◆ TASK BRIEF: Where does the string "title" appear? Copy every line of the entries below that holds it.

—————

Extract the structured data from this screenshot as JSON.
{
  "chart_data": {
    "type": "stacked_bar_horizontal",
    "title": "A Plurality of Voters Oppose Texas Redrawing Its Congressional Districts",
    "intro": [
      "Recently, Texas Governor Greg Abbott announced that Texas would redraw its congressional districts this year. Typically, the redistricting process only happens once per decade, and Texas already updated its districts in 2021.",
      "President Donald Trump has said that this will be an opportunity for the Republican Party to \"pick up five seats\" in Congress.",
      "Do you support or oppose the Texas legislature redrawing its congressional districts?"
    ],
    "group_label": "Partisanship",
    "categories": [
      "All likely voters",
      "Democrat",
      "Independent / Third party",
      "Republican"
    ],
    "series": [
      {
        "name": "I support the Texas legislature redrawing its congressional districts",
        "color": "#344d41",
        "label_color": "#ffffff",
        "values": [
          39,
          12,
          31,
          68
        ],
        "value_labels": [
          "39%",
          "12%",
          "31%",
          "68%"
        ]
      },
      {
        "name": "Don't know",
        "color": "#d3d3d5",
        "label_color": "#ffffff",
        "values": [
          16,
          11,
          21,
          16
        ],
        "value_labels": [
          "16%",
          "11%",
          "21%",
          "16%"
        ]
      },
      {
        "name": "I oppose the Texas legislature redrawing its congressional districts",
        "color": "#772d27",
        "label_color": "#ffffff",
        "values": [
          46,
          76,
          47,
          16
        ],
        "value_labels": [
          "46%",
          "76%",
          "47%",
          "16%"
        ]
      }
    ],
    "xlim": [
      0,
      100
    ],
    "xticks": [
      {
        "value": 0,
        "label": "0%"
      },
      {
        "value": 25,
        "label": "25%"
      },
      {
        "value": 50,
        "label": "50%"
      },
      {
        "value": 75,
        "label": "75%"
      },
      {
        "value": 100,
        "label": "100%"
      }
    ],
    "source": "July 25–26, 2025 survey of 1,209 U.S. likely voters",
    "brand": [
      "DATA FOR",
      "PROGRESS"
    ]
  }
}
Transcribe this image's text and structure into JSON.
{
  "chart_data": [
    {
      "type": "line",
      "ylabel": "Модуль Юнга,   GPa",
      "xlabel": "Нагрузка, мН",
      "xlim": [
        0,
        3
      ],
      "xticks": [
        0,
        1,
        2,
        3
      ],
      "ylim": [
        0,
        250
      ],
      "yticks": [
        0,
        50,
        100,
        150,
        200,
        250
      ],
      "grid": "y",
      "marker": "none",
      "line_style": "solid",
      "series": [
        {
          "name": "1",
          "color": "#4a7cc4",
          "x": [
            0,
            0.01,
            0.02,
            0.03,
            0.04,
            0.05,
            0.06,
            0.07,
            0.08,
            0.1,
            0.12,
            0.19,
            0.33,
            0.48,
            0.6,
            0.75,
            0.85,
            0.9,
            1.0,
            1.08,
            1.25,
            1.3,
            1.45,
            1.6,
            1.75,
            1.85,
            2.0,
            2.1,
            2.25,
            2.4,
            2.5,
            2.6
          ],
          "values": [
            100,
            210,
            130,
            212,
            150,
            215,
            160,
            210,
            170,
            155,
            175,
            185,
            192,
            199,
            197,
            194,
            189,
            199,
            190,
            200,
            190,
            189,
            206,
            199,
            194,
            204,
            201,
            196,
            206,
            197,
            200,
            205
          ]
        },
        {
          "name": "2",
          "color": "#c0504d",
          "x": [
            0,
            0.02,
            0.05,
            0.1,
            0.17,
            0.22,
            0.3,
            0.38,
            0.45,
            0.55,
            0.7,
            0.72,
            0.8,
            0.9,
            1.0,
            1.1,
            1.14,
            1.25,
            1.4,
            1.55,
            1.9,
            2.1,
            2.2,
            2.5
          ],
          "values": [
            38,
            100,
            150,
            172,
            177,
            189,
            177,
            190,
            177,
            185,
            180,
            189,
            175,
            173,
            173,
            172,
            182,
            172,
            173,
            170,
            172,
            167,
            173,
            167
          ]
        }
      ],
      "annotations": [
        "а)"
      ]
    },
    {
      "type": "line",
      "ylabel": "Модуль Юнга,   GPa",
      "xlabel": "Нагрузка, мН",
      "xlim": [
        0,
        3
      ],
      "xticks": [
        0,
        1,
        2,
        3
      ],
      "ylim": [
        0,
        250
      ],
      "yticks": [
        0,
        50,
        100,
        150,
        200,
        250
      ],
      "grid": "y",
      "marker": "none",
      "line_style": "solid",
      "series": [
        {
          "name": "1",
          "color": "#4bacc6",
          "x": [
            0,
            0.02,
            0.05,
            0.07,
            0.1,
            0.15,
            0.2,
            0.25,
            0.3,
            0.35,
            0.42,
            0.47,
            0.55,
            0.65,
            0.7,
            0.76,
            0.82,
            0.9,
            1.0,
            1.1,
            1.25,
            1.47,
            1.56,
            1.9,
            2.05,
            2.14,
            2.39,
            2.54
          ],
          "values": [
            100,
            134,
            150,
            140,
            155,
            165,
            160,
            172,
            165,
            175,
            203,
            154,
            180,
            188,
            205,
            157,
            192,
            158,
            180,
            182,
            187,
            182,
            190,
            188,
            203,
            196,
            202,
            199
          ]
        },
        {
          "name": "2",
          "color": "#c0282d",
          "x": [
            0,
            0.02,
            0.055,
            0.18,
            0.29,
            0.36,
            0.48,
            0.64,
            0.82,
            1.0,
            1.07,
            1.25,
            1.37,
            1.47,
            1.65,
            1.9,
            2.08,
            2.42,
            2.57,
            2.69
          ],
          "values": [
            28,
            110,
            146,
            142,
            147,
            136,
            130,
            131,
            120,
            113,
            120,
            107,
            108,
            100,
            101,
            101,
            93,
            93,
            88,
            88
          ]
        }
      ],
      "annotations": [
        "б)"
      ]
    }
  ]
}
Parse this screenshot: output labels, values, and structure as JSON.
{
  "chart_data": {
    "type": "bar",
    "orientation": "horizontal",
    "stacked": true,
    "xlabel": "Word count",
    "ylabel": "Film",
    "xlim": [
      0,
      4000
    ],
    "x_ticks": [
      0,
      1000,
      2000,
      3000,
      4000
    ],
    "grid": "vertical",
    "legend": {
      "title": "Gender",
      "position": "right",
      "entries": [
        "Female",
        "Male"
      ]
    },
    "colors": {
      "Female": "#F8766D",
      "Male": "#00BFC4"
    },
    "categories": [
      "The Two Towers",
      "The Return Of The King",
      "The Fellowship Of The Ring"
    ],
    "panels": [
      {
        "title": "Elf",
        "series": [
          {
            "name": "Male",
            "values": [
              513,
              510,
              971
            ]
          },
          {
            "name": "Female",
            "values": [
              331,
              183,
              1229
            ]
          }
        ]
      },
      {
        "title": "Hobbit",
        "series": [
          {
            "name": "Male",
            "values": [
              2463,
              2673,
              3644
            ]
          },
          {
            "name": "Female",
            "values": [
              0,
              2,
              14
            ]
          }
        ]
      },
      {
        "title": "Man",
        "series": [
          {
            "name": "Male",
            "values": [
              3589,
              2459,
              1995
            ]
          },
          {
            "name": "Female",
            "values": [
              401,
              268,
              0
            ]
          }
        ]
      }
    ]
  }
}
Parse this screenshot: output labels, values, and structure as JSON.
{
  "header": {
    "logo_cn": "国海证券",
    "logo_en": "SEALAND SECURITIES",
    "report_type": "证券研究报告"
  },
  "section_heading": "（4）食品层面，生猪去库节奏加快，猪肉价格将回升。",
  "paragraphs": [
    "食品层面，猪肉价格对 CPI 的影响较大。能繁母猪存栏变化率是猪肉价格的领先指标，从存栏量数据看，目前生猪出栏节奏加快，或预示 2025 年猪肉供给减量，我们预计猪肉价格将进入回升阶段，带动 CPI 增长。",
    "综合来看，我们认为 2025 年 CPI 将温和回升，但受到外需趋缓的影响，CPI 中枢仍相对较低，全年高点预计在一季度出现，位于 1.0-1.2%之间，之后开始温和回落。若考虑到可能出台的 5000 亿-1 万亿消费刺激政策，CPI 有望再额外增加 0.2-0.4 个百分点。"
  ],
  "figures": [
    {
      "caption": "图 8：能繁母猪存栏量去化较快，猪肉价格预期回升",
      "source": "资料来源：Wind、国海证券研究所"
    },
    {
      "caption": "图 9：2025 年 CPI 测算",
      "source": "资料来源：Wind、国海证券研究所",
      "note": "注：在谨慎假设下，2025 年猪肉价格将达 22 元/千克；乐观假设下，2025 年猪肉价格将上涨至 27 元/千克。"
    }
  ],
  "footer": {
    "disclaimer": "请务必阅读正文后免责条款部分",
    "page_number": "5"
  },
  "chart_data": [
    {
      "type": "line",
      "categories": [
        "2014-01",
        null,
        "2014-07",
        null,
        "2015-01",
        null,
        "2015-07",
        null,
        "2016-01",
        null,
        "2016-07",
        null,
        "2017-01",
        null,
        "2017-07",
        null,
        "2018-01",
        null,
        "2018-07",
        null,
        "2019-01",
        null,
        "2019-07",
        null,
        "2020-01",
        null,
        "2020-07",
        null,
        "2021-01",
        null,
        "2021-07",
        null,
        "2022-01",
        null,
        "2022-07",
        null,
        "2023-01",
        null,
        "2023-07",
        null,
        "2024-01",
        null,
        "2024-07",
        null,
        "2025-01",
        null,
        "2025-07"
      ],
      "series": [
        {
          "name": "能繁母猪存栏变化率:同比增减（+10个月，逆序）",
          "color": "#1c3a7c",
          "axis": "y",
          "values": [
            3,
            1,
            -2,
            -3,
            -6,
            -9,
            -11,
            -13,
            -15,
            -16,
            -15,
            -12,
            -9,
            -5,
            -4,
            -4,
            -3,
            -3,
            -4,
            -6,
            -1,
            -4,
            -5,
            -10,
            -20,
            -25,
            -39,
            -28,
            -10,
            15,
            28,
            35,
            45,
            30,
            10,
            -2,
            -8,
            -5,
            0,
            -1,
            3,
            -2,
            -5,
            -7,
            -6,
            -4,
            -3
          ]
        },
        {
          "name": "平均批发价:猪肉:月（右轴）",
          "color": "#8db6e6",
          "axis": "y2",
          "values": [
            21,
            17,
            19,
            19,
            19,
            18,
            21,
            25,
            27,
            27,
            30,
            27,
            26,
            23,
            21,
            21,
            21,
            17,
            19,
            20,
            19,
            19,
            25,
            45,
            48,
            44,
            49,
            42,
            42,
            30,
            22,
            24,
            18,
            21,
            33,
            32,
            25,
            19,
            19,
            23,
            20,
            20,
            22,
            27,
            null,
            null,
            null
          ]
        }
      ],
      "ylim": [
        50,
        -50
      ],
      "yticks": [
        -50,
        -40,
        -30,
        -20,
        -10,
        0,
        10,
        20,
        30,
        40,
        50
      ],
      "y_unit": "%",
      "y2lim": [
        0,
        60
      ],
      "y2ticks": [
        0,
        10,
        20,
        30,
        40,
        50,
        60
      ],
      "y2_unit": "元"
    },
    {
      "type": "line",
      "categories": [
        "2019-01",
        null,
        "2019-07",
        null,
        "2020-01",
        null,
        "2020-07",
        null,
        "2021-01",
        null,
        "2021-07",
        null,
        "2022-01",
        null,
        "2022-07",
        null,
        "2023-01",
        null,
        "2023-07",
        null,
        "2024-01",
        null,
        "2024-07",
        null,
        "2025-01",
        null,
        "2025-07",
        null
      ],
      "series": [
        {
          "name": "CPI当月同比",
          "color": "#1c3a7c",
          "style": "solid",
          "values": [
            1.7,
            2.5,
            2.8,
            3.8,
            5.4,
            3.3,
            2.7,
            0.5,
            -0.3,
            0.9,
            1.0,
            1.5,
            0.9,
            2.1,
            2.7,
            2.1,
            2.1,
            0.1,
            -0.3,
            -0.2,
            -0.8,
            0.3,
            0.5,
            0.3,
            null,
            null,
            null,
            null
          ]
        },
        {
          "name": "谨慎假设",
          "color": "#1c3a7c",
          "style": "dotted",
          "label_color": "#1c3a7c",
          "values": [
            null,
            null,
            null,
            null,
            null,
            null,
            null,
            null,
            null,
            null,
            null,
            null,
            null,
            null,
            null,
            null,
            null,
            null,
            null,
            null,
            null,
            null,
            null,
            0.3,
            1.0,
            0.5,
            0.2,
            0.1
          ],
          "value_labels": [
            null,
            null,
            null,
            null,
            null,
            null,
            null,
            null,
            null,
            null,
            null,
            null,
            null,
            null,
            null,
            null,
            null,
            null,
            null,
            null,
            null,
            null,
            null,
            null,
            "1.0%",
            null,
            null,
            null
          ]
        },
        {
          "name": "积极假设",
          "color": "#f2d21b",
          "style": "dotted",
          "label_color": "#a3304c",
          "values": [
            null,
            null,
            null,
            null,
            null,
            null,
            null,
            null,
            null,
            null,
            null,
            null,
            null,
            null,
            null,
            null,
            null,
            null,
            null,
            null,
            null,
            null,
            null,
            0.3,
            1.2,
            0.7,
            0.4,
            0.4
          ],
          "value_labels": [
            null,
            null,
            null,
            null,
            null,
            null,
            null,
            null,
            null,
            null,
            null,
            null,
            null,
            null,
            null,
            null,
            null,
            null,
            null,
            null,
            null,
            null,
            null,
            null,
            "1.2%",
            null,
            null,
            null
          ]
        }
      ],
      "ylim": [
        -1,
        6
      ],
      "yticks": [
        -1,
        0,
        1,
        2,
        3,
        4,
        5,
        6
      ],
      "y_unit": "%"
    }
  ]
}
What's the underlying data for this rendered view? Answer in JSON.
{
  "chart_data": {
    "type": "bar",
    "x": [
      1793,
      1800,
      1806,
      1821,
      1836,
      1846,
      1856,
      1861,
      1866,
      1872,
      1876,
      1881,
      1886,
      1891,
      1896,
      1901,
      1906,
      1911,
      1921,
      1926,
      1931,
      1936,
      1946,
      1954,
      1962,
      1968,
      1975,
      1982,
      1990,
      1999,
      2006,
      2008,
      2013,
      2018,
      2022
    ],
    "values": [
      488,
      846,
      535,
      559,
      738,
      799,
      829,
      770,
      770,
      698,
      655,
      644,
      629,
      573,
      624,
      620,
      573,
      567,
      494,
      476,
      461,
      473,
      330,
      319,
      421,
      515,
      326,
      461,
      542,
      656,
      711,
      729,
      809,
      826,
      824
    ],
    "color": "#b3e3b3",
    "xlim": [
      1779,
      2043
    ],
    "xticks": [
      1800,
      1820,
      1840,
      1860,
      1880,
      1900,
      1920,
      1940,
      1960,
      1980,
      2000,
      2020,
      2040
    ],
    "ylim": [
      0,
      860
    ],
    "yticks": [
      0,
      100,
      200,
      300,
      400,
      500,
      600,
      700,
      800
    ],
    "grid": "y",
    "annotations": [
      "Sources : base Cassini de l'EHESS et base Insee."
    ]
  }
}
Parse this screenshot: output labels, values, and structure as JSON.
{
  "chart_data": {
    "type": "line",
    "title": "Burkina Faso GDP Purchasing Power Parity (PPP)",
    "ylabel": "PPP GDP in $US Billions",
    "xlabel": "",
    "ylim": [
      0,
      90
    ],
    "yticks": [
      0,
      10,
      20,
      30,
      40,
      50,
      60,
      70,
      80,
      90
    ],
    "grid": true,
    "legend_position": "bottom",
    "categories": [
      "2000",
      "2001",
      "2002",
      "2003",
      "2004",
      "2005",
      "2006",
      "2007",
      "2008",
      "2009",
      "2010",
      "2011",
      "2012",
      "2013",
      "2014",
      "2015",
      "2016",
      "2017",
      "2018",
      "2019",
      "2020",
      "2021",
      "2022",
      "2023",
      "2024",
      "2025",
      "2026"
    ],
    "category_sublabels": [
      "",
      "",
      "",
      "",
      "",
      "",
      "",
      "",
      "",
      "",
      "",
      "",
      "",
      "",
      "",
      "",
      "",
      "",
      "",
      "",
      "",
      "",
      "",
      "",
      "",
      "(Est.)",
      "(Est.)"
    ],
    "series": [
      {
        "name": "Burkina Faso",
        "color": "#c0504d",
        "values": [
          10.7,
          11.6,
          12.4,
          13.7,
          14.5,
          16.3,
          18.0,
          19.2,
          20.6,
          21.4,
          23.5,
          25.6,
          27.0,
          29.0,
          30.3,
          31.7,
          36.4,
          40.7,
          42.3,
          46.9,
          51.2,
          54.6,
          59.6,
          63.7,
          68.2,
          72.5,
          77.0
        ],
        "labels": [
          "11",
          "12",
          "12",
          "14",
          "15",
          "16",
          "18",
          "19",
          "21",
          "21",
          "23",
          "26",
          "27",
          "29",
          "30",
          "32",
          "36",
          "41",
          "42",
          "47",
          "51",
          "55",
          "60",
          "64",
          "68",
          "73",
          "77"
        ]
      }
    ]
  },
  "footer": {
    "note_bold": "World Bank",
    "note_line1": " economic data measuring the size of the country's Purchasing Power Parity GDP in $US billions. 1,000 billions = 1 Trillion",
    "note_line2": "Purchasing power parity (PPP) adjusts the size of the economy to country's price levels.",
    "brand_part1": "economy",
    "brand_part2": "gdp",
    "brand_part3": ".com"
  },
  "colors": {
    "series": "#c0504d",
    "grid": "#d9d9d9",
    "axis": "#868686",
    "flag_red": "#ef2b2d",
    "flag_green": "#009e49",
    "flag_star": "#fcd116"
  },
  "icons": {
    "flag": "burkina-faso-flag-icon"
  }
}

—————

◆ ANSWER TO THE TASK:
    "title": "A Plurality of Voters Oppose Texas Redrawing Its Congressional Districts",
      "title": "Gender",
        "title": "Elf",
        "title": "Hobbit",
        "title": "Man",
    "title": "Burkina Faso GDP Purchasing Power Parity (PPP)",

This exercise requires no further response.